# Start of Page text

Skip to content

newsletter is a web-app that automatically generates newsletters and blog posts using Machine Learning

License

Notifications You must be signed in to change notification settings

jweissenberger/newsletter

Repository files navigation

Newsletter

Newsletter uses Machine Learning to automatically generate newsletters and blog posts by summarizing articles in an easy to use web app.

Copy and paste a links to news articles you want to summarize:


Newsletter will then scrape the content and use state of the art summarization algorithms and sentiment analysis to create your newsletter or blog post.


Example of newsletters generated from this app can be found here.

This repo is far from perfect but it was able to create some pretty interesting articles that are entirely computer generated.

Stack:

  • Flask
  • Docker
  • Gunicorn
  • Nginx
  • HuggingFace
  • NewsPaper3k

How to run the app:

Cloud:
Run the bash file start_up.sh on an AWS EC2 instance and then access the web app over your browser.

# End of Page text
# Start of Available data

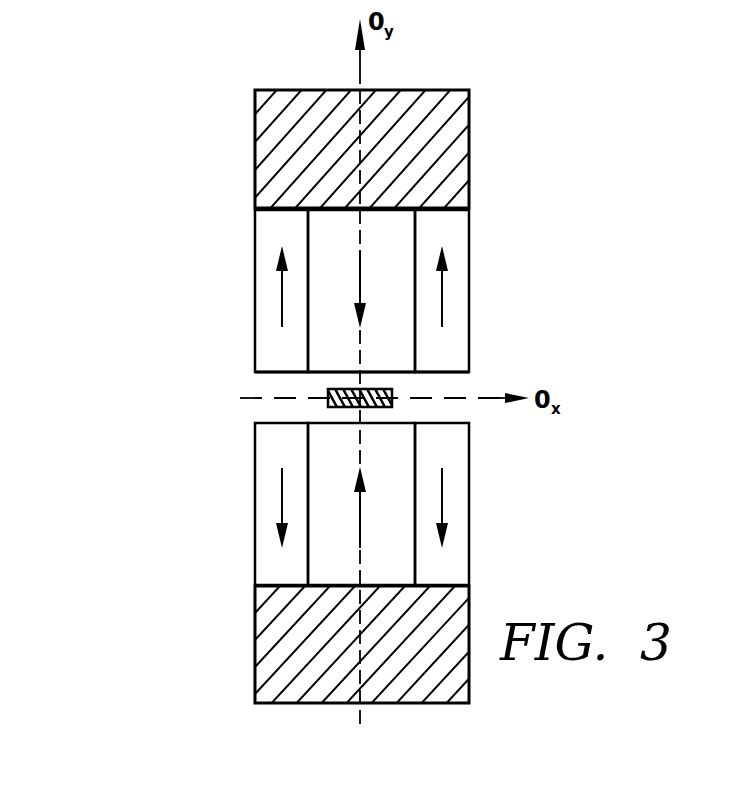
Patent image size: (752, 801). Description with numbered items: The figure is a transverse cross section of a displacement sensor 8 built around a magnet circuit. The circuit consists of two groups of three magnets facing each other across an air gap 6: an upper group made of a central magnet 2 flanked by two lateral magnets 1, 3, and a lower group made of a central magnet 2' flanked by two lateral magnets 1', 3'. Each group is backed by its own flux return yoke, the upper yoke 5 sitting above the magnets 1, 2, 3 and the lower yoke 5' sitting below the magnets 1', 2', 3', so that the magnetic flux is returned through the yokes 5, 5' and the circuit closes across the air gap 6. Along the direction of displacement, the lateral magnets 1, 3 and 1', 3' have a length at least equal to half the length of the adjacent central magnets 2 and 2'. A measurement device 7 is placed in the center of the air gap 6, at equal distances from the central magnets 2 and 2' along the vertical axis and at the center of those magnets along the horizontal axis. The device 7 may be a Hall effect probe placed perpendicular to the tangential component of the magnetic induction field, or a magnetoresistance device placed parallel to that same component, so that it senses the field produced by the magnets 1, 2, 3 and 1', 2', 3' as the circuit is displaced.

# End of Available data

**Problem requirements:**
Carry on the text describing the newsletter web app, starting right after its final sentence.

**Answer for the task:**
Locally:
Flask and Python way(quickest): Install the requirements in a new environment: cd flask-app; pip install -r requirements.txt; python models_download.py
Then in newsletter/flask-app/newsletter run python app.py

Docker way: install docker and docker compose. Then export IP=${local ip you want to run it at} and then run docker-compose up from the main directory

HuggingFace

The important ML models for this repo are taken from HuggingFace's transformers library. The models that showed the best performance were Google Pegasus and DistilBart both trained on the CNN-Dailymail dataset. Many other models such as T5, Pegasus trained on other datasets and other ML models were tested and are still available within the repo (flask-app/newsletter/hf_summarizer.py).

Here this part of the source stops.